What needs to be done:
All entries must be extracted exactly, with nothing added or dropped.

Stored items from a collection

— START —

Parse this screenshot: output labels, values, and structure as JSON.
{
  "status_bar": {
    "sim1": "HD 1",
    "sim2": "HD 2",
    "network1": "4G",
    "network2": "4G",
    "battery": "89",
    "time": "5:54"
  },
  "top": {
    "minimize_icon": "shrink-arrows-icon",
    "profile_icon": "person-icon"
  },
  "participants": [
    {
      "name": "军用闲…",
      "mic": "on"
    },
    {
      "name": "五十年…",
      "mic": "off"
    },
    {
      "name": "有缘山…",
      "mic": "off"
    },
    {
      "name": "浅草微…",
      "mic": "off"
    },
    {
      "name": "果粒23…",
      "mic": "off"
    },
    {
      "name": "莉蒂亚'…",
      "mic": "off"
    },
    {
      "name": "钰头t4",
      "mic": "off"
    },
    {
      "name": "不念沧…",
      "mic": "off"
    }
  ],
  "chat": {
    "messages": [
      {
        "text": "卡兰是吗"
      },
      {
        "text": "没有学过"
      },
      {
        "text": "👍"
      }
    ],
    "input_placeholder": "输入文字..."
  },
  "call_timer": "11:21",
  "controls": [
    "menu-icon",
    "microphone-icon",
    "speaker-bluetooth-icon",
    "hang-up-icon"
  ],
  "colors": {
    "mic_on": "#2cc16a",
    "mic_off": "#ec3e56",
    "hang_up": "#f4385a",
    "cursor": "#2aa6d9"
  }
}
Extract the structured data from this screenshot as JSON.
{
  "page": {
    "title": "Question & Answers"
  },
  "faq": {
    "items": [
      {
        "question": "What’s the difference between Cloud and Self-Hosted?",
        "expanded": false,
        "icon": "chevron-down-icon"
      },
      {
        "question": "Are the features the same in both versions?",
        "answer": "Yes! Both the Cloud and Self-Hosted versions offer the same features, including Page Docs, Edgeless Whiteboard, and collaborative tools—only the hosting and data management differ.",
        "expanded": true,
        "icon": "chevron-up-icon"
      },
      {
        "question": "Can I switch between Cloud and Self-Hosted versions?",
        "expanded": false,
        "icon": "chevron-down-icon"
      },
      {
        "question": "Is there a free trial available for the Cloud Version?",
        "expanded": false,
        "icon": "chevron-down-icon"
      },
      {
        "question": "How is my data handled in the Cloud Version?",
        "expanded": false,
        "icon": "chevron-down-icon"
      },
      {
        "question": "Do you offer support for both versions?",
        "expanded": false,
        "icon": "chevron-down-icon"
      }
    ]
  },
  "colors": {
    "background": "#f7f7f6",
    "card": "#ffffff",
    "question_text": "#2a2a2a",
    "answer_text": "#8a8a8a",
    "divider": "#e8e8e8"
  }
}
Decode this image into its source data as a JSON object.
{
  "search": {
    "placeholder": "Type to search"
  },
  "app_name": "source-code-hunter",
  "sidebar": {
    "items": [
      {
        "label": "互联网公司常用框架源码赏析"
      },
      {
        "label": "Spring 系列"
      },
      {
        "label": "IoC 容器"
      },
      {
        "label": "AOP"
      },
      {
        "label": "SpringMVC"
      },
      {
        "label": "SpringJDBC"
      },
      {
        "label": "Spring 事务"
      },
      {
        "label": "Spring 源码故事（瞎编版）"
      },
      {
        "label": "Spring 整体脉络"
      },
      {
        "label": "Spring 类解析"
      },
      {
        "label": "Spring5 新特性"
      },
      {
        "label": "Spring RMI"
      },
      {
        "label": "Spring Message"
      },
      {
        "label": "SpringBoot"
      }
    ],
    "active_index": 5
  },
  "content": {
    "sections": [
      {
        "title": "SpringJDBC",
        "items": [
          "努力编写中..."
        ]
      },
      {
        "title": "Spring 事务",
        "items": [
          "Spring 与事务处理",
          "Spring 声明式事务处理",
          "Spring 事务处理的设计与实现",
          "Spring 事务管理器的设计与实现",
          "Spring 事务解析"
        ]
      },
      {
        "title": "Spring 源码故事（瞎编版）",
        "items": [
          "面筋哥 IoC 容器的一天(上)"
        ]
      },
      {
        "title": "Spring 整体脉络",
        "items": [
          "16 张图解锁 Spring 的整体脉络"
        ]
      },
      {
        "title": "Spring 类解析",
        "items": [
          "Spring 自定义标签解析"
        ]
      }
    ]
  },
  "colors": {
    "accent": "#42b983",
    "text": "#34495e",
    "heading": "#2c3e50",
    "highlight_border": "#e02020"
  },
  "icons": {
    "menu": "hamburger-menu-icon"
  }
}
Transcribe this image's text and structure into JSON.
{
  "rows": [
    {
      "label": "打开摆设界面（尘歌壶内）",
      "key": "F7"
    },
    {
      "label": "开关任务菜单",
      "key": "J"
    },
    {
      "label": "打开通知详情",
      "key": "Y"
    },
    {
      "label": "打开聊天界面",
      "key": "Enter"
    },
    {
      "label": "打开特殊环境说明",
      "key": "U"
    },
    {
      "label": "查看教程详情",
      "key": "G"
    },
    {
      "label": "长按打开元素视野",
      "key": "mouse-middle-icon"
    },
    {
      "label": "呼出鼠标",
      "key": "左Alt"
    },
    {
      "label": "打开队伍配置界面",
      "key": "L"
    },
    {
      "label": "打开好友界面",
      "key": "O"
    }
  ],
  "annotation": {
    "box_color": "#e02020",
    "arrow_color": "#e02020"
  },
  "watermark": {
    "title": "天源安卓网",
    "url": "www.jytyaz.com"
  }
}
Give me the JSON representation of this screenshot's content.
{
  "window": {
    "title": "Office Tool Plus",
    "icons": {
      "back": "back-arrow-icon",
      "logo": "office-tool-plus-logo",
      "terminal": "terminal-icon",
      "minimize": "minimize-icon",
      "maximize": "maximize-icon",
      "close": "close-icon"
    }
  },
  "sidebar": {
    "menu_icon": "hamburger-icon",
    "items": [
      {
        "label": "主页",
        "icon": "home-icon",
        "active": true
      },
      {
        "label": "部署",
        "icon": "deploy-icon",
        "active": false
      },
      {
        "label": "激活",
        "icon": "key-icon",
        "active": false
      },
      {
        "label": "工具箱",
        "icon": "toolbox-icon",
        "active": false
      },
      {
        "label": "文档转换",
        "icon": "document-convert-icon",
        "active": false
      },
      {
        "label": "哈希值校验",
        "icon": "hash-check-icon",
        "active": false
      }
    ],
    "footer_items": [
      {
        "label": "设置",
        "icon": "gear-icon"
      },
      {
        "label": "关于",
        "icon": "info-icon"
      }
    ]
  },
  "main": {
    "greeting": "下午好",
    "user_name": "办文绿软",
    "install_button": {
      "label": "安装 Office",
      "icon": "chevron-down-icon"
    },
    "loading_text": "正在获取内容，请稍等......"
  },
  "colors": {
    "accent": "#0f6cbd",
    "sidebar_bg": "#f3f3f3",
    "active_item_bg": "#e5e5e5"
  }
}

— END —

Full output:
Parse this screenshot: output labels, values, and structure as JSON.
{
  "status_bar": {
    "sim1": "HD 1",
    "sim2": "HD 2",
    "network1": "4G",
    "network2": "4G",
    "battery": "89",
    "time": "5:54"
  },
  "top": {
    "minimize_icon": "shrink-arrows-icon",
    "profile_icon": "person-icon"
  },
  "participants": [
    {
      "name": "军用闲…",
      "mic": "on"
    },
    {
      "name": "五十年…",
      "mic": "off"
    },
    {
      "name": "有缘山…",
      "mic": "off"
    },
    {
      "name": "浅草微…",
      "mic": "off"
    },
    {
      "name": "果粒23…",
      "mic": "off"
    },
    {
      "name": "莉蒂亚'…",
      "mic": "off"
    },
    {
      "name": "钰头t4",
      "mic": "off"
    },
    {
      "name": "不念沧…",
      "mic": "off"
    }
  ],
  "chat": {
    "messages": [
      {
        "text": "卡兰是吗"
      },
      {
        "text": "没有学过"
      },
      {
        "text": "👍"
      }
    ],
    "input_placeholder": "输入文字..."
  },
  "call_timer": "11:21",
  "controls": [
    "menu-icon",
    "microphone-icon",
    "speaker-bluetooth-icon",
    "hang-up-icon"
  ],
  "colors": {
    "mic_on": "#2cc16a",
    "mic_off": "#ec3e56",
    "hang_up": "#f4385a",
    "cursor": "#2aa6d9"
  }
}
Extract the structured data from this screenshot as JSON.
{
  "page": {
    "title": "Question & Answers"
  },
  "faq": {
    "items": [
      {
        "question": "What’s the difference between Cloud and Self-Hosted?",
        "expanded": false,
        "icon": "chevron-down-icon"
      },
      {
        "question": "Are the features the same in both versions?",
        "answer": "Yes! Both the Cloud and Self-Hosted versions offer the same features, including Page Docs, Edgeless Whiteboard, and collaborative tools—only the hosting and data management differ.",
        "expanded": true,
        "icon": "chevron-up-icon"
      },
      {
        "question": "Can I switch between Cloud and Self-Hosted versions?",
        "expanded": false,
        "icon": "chevron-down-icon"
      },
      {
        "question": "Is there a free trial available for the Cloud Version?",
        "expanded": false,
        "icon": "chevron-down-icon"
      },
      {
        "question": "How is my data handled in the Cloud Version?",
        "expanded": false,
        "icon": "chevron-down-icon"
      },
      {
        "question": "Do you offer support for both versions?",
        "expanded": false,
        "icon": "chevron-down-icon"
      }
    ]
  },
  "colors": {
    "background": "#f7f7f6",
    "card": "#ffffff",
    "question_text": "#2a2a2a",
    "answer_text": "#8a8a8a",
    "divider": "#e8e8e8"
  }
}
Decode this image into its source data as a JSON object.
{
  "search": {
    "placeholder": "Type to search"
  },
  "app_name": "source-code-hunter",
  "sidebar": {
    "items": [
      {
        "label": "互联网公司常用框架源码赏析"
      },
      {
        "label": "Spring 系列"
      },
      {
        "label": "IoC 容器"
      },
      {
        "label": "AOP"
      },
      {
        "label": "SpringMVC"
      },
      {
        "label": "SpringJDBC"
      },
      {
        "label": "Spring 事务"
      },
      {
        "label": "Spring 源码故事（瞎编版）"
      },
      {
        "label": "Spring 整体脉络"
      },
      {
        "label": "Spring 类解析"
      },
      {
        "label": "Spring5 新特性"
      },
      {
        "label": "Spring RMI"
      },
      {
        "label": "Spring Message"
      },
      {
        "label": "SpringBoot"
      }
    ],
    "active_index": 5
  },
  "content": {
    "sections": [
      {
        "title": "SpringJDBC",
        "items": [
          "努力编写中..."
        ]
      },
      {
        "title": "Spring 事务",
        "items": [
          "Spring 与事务处理",
          "Spring 声明式事务处理",
          "Spring 事务处理的设计与实现",
          "Spring 事务管理器的设计与实现",
          "Spring 事务解析"
        ]
      },
      {
        "title": "Spring 源码故事（瞎编版）",
        "items": [
          "面筋哥 IoC 容器的一天(上)"
        ]
      },
      {
        "title": "Spring 整体脉络",
        "items": [
          "16 张图解锁 Spring 的整体脉络"
        ]
      },
      {
        "title": "Spring 类解析",
        "items": [
          "Spring 自定义标签解析"
        ]
      }
    ]
  },
  "colors": {
    "accent": "#42b983",
    "text": "#34495e",
    "heading": "#2c3e50",
    "highlight_border": "#e02020"
  },
  "icons": {
    "menu": "hamburger-menu-icon"
  }
}
Transcribe this image's text and structure into JSON.
{
  "rows": [
    {
      "label": "打开摆设界面（尘歌壶内）",
      "key": "F7"
    },
    {
      "label": "开关任务菜单",
      "key": "J"
    },
    {
      "label": "打开通知详情",
      "key": "Y"
    },
    {
      "label": "打开聊天界面",
      "key": "Enter"
    },
    {
      "label": "打开特殊环境说明",
      "key": "U"
    },
    {
      "label": "查看教程详情",
      "key": "G"
    },
    {
      "label": "长按打开元素视野",
      "key": "mouse-middle-icon"
    },
    {
      "label": "呼出鼠标",
      "key": "左Alt"
    },
    {
      "label": "打开队伍配置界面",
      "key": "L"
    },
    {
      "label": "打开好友界面",
      "key": "O"
    }
  ],
  "annotation": {
    "box_color": "#e02020",
    "arrow_color": "#e02020"
  },
  "watermark": {
    "title": "天源安卓网",
    "url": "www.jytyaz.com"
  }
}
Give me the JSON representation of this screenshot's content.
{
  "window": {
    "title": "Office Tool Plus",
    "icons": {
      "back": "back-arrow-icon",
      "logo": "office-tool-plus-logo",
      "terminal": "terminal-icon",
      "minimize": "minimize-icon",
      "maximize": "maximize-icon",
      "close": "close-icon"
    }
  },
  "sidebar": {
    "menu_icon": "hamburger-icon",
    "items": [
      {
        "label": "主页",
        "icon": "home-icon",
        "active": true
      },
      {
        "label": "部署",
        "icon": "deploy-icon",
        "active": false
      },
      {
        "label": "激活",
        "icon": "key-icon",
        "active": false
      },
      {
        "label": "工具箱",
        "icon": "toolbox-icon",
        "active": false
      },
      {
        "label": "文档转换",
        "icon": "document-convert-icon",
        "active": false
      },
      {
        "label": "哈希值校验",
        "icon": "hash-check-icon",
        "active": false
      }
    ],
    "footer_items": [
      {
        "label": "设置",
        "icon": "gear-icon"
      },
      {
        "label": "关于",
        "icon": "info-icon"
      }
    ]
  },
  "main": {
    "greeting": "下午好",
    "user_name": "办文绿软",
    "install_button": {
      "label": "安装 Office",
      "icon": "chevron-down-icon"
    },
    "loading_text": "正在获取内容，请稍等......"
  },
  "colors": {
    "accent": "#0f6cbd",
    "sidebar_bg": "#f3f3f3",
    "active_item_bg": "#e5e5e5"
  }
}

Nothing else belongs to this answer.